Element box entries
══════
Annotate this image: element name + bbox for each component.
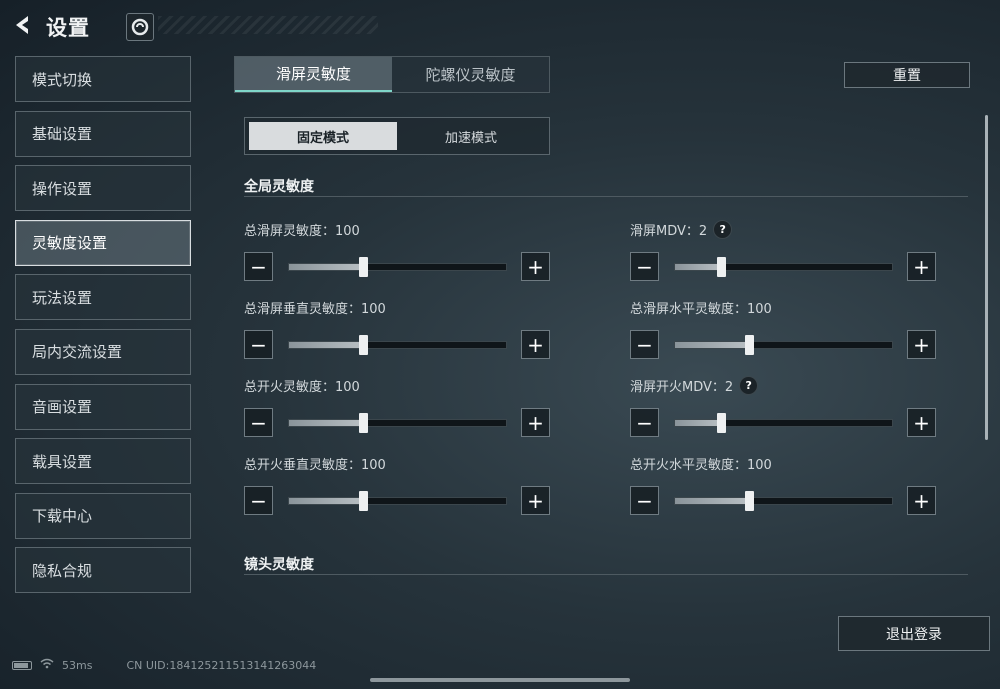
- home-indicator[interactable]: [370, 678, 630, 682]
- decrease-button[interactable]: −: [630, 252, 659, 281]
- slider-label-text: 总滑屏水平灵敏度：100: [630, 302, 772, 317]
- battery-icon: [12, 660, 32, 670]
- increase-button[interactable]: +: [907, 330, 936, 359]
- slider-fill: [675, 420, 721, 426]
- sidebar-item[interactable]: 模式切换: [15, 56, 191, 102]
- divider: [244, 196, 968, 197]
- sidebar-item[interactable]: 载具设置: [15, 438, 191, 485]
- decrease-button[interactable]: −: [630, 486, 659, 515]
- slider-label: 总开火垂直灵敏度：100: [244, 454, 386, 473]
- slider-label: 总滑屏灵敏度：100: [244, 220, 360, 239]
- decrease-button[interactable]: −: [244, 252, 273, 281]
- slider-fill: [289, 342, 363, 348]
- increase-button[interactable]: +: [907, 252, 936, 281]
- sidebar-item[interactable]: 玩法设置: [15, 274, 191, 321]
- slider-label: 滑屏开火MDV：2?: [630, 376, 759, 395]
- slider-thumb[interactable]: [745, 335, 755, 355]
- section-title-global: 全局灵敏度: [244, 179, 314, 195]
- decrease-button[interactable]: −: [630, 408, 659, 437]
- increase-button[interactable]: +: [521, 330, 550, 359]
- slider-label-text: 总滑屏垂直灵敏度：100: [244, 302, 386, 317]
- wifi-icon: [40, 658, 54, 672]
- slider-label: 滑屏MDV：2?: [630, 220, 733, 239]
- tab-gyro-sensitivity[interactable]: 陀螺仪灵敏度: [392, 57, 549, 92]
- slider-track[interactable]: [674, 491, 893, 511]
- slider-thumb[interactable]: [359, 335, 369, 355]
- slider-label-text: 总开火垂直灵敏度：100: [244, 458, 386, 473]
- increase-button[interactable]: +: [907, 408, 936, 437]
- slider-label: 总滑屏水平灵敏度：100: [630, 298, 772, 317]
- slider-track[interactable]: [288, 491, 507, 511]
- decorative-stripes: [158, 16, 378, 34]
- mode-fixed[interactable]: 固定模式: [249, 122, 397, 150]
- sidebar: 模式切换基础设置操作设置灵敏度设置玩法设置局内交流设置 音画设置载具设置下载中心隐…: [15, 56, 191, 602]
- help-icon[interactable]: ?: [713, 220, 733, 239]
- section-title-scope: 镜头灵敏度: [244, 557, 314, 573]
- slider-track[interactable]: [674, 335, 893, 355]
- mode-toggle: 固定模式 加速模式: [244, 117, 550, 155]
- slider-label-text: 滑屏开火MDV：2: [630, 380, 734, 395]
- slider-label: 总滑屏垂直灵敏度：100: [244, 298, 386, 317]
- slider-label-text: 滑屏MDV：2: [630, 224, 708, 239]
- help-icon[interactable]: ?: [739, 376, 759, 395]
- logout-button[interactable]: 退出登录: [838, 616, 990, 651]
- mode-accelerated[interactable]: 加速模式: [397, 122, 545, 150]
- slider-label-text: 总滑屏灵敏度：100: [244, 224, 360, 239]
- slider-track[interactable]: [288, 413, 507, 433]
- slider-fill: [289, 420, 363, 426]
- reset-button[interactable]: 重置: [844, 62, 970, 88]
- divider: [244, 574, 968, 575]
- sidebar-item[interactable]: 灵敏度设置: [15, 219, 191, 266]
- increase-button[interactable]: +: [907, 486, 936, 515]
- game-logo-icon[interactable]: [126, 13, 154, 41]
- slider-fill: [675, 498, 749, 504]
- slider-thumb[interactable]: [745, 491, 755, 511]
- slider-thumb[interactable]: [716, 257, 726, 277]
- sidebar-item[interactable]: 下载中心: [15, 492, 191, 539]
- slider-thumb[interactable]: [716, 413, 726, 433]
- slider-track[interactable]: [674, 413, 893, 433]
- tab-swipe-sensitivity[interactable]: 滑屏灵敏度: [235, 57, 392, 92]
- uid-text: CN UID:184125211513141263044: [126, 658, 317, 672]
- slider-label: 总开火水平灵敏度：100: [630, 454, 772, 473]
- sidebar-item[interactable]: 音画设置: [15, 383, 191, 430]
- slider-fill: [675, 264, 721, 270]
- slider-thumb[interactable]: [359, 491, 369, 511]
- sidebar-item[interactable]: 基础设置: [15, 110, 191, 157]
- back-arrow-icon[interactable]: [10, 10, 36, 40]
- ping-text: 53ms: [62, 658, 93, 672]
- status-footer: 53ms CN UID:184125211513141263044: [12, 658, 316, 672]
- slider-track[interactable]: [288, 257, 507, 277]
- slider-fill: [675, 342, 749, 348]
- slider-track[interactable]: [288, 335, 507, 355]
- decrease-button[interactable]: −: [244, 408, 273, 437]
- decrease-button[interactable]: −: [630, 330, 659, 359]
- page-title: 设置: [46, 16, 90, 40]
- scrollbar[interactable]: [985, 115, 988, 440]
- slider-label: 总开火灵敏度：100: [244, 376, 360, 395]
- increase-button[interactable]: +: [521, 408, 550, 437]
- increase-button[interactable]: +: [521, 486, 550, 515]
- decrease-button[interactable]: −: [244, 486, 273, 515]
- slider-thumb[interactable]: [359, 413, 369, 433]
- sidebar-item[interactable]: 局内交流设置: [15, 328, 191, 375]
- slider-fill: [289, 498, 363, 504]
- slider-fill: [289, 264, 363, 270]
- sidebar-item[interactable]: 隐私合规: [15, 547, 191, 594]
- sidebar-item[interactable]: 操作设置: [15, 165, 191, 212]
- slider-label-text: 总开火灵敏度：100: [244, 380, 360, 395]
- slider-thumb[interactable]: [359, 257, 369, 277]
- sensitivity-tabs: 滑屏灵敏度 陀螺仪灵敏度: [234, 56, 550, 93]
- decrease-button[interactable]: −: [244, 330, 273, 359]
- increase-button[interactable]: +: [521, 252, 550, 281]
- slider-track[interactable]: [674, 257, 893, 277]
- slider-label-text: 总开火水平灵敏度：100: [630, 458, 772, 473]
══════
Recast every line of the entries above as a Markdown table with the columns Row and Line, numbering the rows and skipping blank lines. Leave the pictures out.

§ **Result of the task**:
| Row | Line |
|---|---|
| 1 | Annotate this image: element name + bbox for each component. |
| 2 | - home-indicator[interactable]: [370, 678, 630, 682] |
| 3 | - decrease-button[interactable]: −: [630, 252, 659, 281] |
| 4 | - slider-label-text: 总滑屏水平灵敏度：100: [630, 302, 772, 317] |
| 5 | - battery-icon: [12, 660, 32, 670] |
| 6 | - increase-button[interactable]: +: [907, 330, 936, 359] |
| 7 | - slider-fill: [675, 420, 721, 426] |
| 8 | - sidebar-item[interactable]: 模式切换: [15, 56, 191, 102] |
| 9 | - divider: [244, 196, 968, 197] |
| 10 | - sidebar-item[interactable]: 载具设置: [15, 438, 191, 485] |
| 11 | - decrease-button[interactable]: −: [630, 486, 659, 515] |
| 12 | - slider-label: 总开火垂直灵敏度：100: [244, 454, 386, 473] |
| 13 | - slider-label: 总滑屏灵敏度：100: [244, 220, 360, 239] |
| 14 | - decrease-button[interactable]: −: [244, 252, 273, 281] |
| 15 | - slider-fill: [289, 342, 363, 348] |
| 16 | - increase-button[interactable]: +: [907, 252, 936, 281] |
| 17 | - sidebar-item[interactable]: 玩法设置: [15, 274, 191, 321] |
| 18 | - slider-label: 滑屏开火MDV：2?: [630, 376, 759, 395] |
| 19 | - slider-thumb[interactable]: [745, 335, 755, 355] |
| 20 | - section-title-global: 全局灵敏度: [244, 179, 314, 195] |
| 21 | - decrease-button[interactable]: −: [630, 408, 659, 437] |
| 22 | - increase-button[interactable]: +: [521, 330, 550, 359] |
| 23 | - slider-label-text: 总滑屏垂直灵敏度：100: [244, 302, 386, 317] |
| 24 | - wifi-icon: [40, 658, 54, 672] |
| 25 | - slider-label: 滑屏MDV：2?: [630, 220, 733, 239] |
| 26 | - tab-gyro-sensitivity[interactable]: 陀螺仪灵敏度: [392, 57, 549, 92] |
| 27 | - slider-track[interactable]: [674, 491, 893, 511] |
| 28 | - slider-thumb[interactable]: [359, 335, 369, 355] |
| 29 | - slider-label-text: 总开火垂直灵敏度：100: [244, 458, 386, 473] |
| 30 | - increase-button[interactable]: +: [907, 408, 936, 437] |
| 31 | - slider-label: 总滑屏水平灵敏度：100: [630, 298, 772, 317] |
| 32 | - slider-track[interactable]: [288, 491, 507, 511] |
| 33 | - decorative-stripes: [158, 16, 378, 34] |
| 34 | - mode-fixed[interactable]: 固定模式: [249, 122, 397, 150] |
| 35 | - sidebar: 模式切换基础设置操作设置灵敏度设置玩法设置局内交流设置 音画设置载具设置下载中心隐…: [15, 56, 191, 602] |
| 36 | - help-icon[interactable]: ?: [713, 220, 733, 239] |
| 37 | - section-title-scope: 镜头灵敏度: [244, 557, 314, 573] |
| 38 | - slider-track[interactable]: [674, 335, 893, 355] |
| 39 | - mode-toggle: 固定模式 加速模式: [244, 117, 550, 155] |
| 40 | - slider-label-text: 滑屏开火MDV：2: [630, 380, 734, 395] |
| 41 | - slider-label: 总滑屏垂直灵敏度：100: [244, 298, 386, 317] |
| 42 | - slider-label-text: 滑屏MDV：2: [630, 224, 708, 239] |
| 43 | - help-icon[interactable]: ?: [739, 376, 759, 395] |
| 44 | - logout-button[interactable]: 退出登录: [838, 616, 990, 651] |
| 45 | - mode-accelerated[interactable]: 加速模式: [397, 122, 545, 150] |
| 46 | - slider-label-text: 总滑屏灵敏度：100: [244, 224, 360, 239] |
| 47 | - slider-track[interactable]: [288, 413, 507, 433] |
| 48 | - slider-fill: [289, 420, 363, 426] |
| 49 | - reset-button[interactable]: 重置: [844, 62, 970, 88] |
| 50 | - divider: [244, 574, 968, 575] |
| 51 | - sidebar-item[interactable]: 灵敏度设置: [15, 219, 191, 266] |
| 52 | - increase-button[interactable]: +: [907, 486, 936, 515] |
| 53 | - game-logo-icon[interactable]: [126, 13, 154, 41] |
| 54 | - slider-fill: [675, 498, 749, 504] |
| 55 | - slider-thumb[interactable]: [745, 491, 755, 511] |
| 56 | - slider-thumb[interactable]: [716, 257, 726, 277] |
| 57 | - sidebar-item[interactable]: 下载中心: [15, 492, 191, 539] |
| 58 | - slider-thumb[interactable]: [716, 413, 726, 433] |
| 59 | - slider-track[interactable]: [674, 413, 893, 433] |
| 60 | - tab-swipe-sensitivity[interactable]: 滑屏灵敏度: [235, 57, 392, 92] |
| 61 | - uid-text: CN UID:184125211513141263044: [126, 658, 317, 672] |
| 62 | - slider-label: 总开火水平灵敏度：100: [630, 454, 772, 473] |
| 63 | - sidebar-item[interactable]: 音画设置: [15, 383, 191, 430] |
| 64 | - slider-fill: [675, 264, 721, 270] |
| 65 | - slider-thumb[interactable]: [359, 491, 369, 511] |
| 66 | - sidebar-item[interactable]: 基础设置: [15, 110, 191, 157] |
| 67 | - back-arrow-icon[interactable]: [10, 10, 36, 40] |
| 68 | - ping-text: 53ms: [62, 658, 93, 672] |
| 69 | - status-footer: 53ms CN UID:184125211513141263044: [12, 658, 316, 672] |
| 70 | - slider-track[interactable]: [288, 257, 507, 277] |
| 71 | - slider-fill: [675, 342, 749, 348] |
| 72 | - slider-track[interactable]: [288, 335, 507, 355] |
| 73 | - decrease-button[interactable]: −: [244, 408, 273, 437] |
| 74 | - decrease-button[interactable]: −: [630, 330, 659, 359] |
| 75 | - page-title: 设置: [46, 16, 90, 40] |
| 76 | - scrollbar[interactable]: [985, 115, 988, 440] |
| 77 | - slider-label: 总开火灵敏度：100: [244, 376, 360, 395] |
| 78 | - increase-button[interactable]: +: [521, 408, 550, 437] |
| 79 | - increase-button[interactable]: +: [521, 486, 550, 515] |
| 80 | - decrease-button[interactable]: −: [244, 486, 273, 515] |
| 81 | - slider-thumb[interactable]: [359, 413, 369, 433] |
| 82 | - sidebar-item[interactable]: 局内交流设置: [15, 328, 191, 375] |
| 83 | - slider-fill: [289, 498, 363, 504] |
| 84 | - slider-fill: [289, 264, 363, 270] |
| 85 | - sidebar-item[interactable]: 隐私合规: [15, 547, 191, 594] |
| 86 | - sidebar-item[interactable]: 操作设置: [15, 165, 191, 212] |
| 87 | - slider-label-text: 总开火灵敏度：100: [244, 380, 360, 395] |
| 88 | - slider-thumb[interactable]: [359, 257, 369, 277] |
| 89 | - sensitivity-tabs: 滑屏灵敏度 陀螺仪灵敏度: [234, 56, 550, 93] |
| 90 | - decrease-button[interactable]: −: [244, 330, 273, 359] |
| 91 | - increase-button[interactable]: +: [521, 252, 550, 281] |
| 92 | - slider-track[interactable]: [674, 257, 893, 277] |
| 93 | - slider-label-text: 总开火水平灵敏度：100: [630, 458, 772, 473] |